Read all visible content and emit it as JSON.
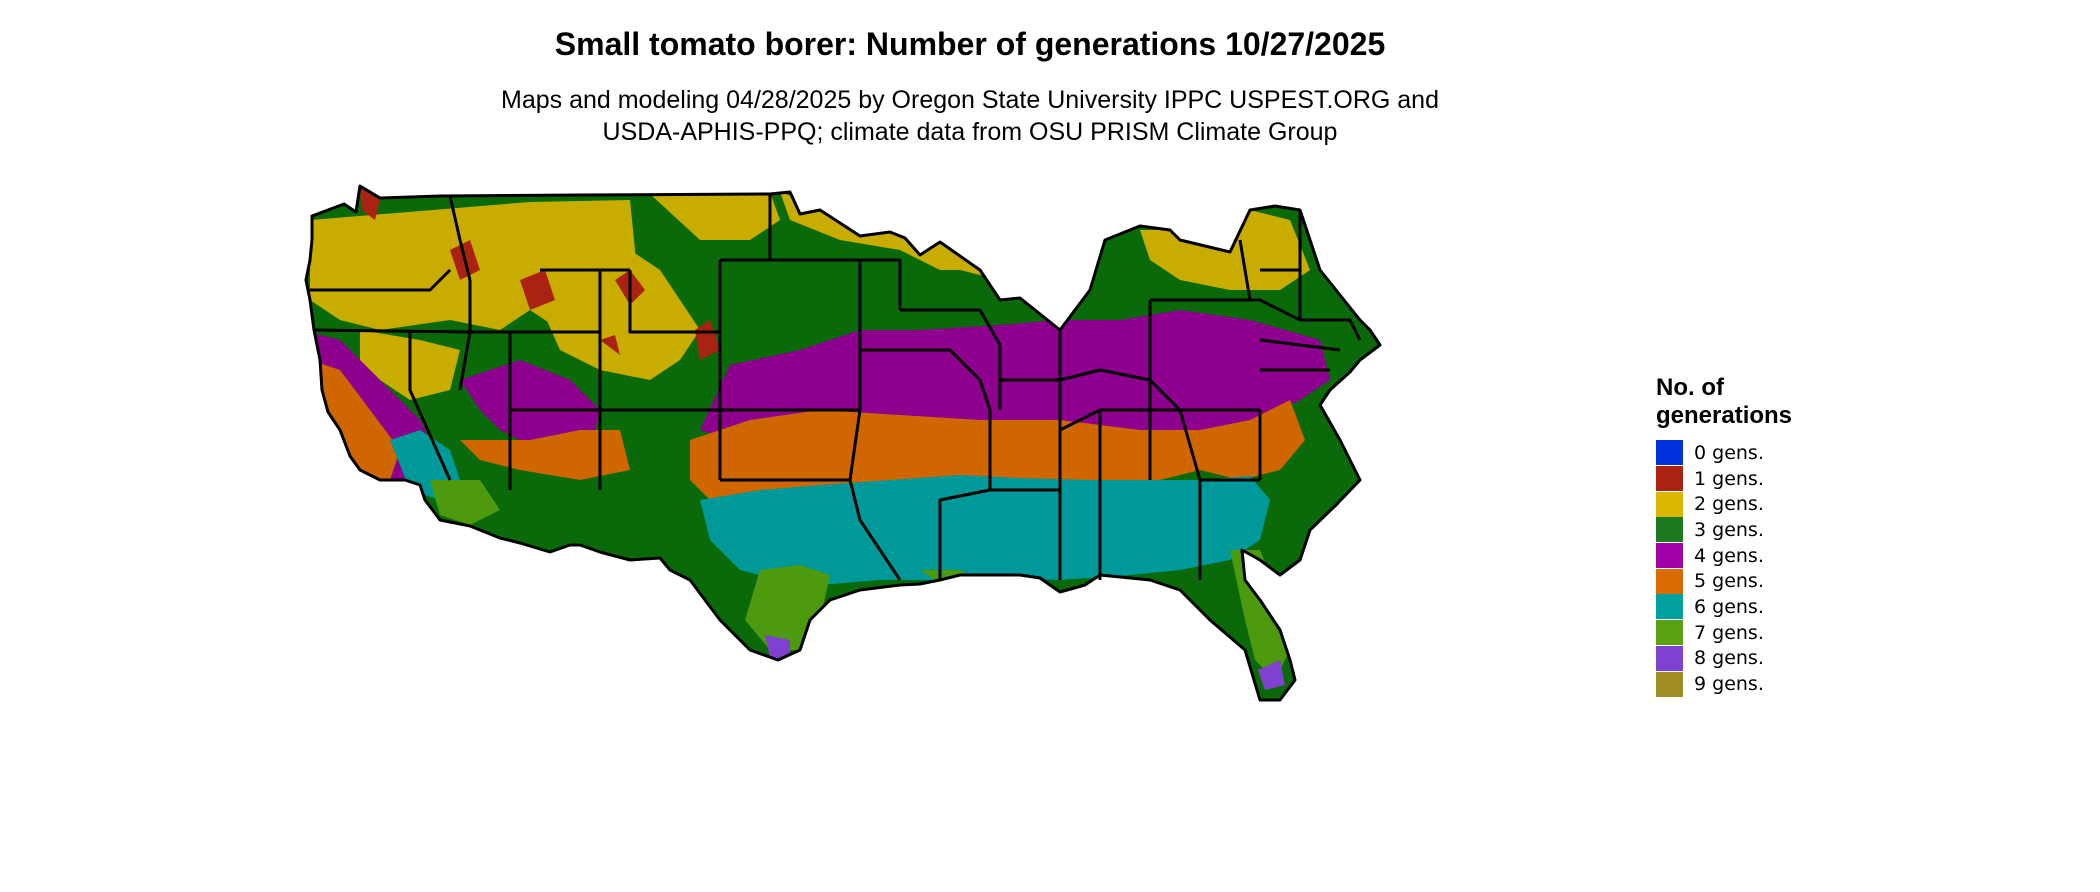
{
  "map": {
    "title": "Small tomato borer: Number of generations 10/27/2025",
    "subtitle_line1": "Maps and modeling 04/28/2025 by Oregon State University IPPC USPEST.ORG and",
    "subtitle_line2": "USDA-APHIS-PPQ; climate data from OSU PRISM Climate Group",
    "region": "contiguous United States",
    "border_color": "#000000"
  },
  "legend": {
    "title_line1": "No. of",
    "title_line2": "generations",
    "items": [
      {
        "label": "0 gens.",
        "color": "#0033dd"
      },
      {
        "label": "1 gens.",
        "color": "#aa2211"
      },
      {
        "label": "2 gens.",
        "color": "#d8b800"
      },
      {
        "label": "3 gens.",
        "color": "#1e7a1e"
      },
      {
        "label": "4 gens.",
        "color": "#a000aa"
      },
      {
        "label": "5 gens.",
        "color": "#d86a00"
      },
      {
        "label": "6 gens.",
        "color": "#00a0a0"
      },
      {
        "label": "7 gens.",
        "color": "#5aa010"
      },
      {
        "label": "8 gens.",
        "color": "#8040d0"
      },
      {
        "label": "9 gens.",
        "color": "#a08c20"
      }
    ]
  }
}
◆ ◆ ◆ ◆ ◆
WORK REQUIRED >>
Report all lines of the data that include the word "generations".

FINAL RESULT >>
    "title": "Small tomato borer: Number of generations 10/27/2025",
    "title_line2": "generations",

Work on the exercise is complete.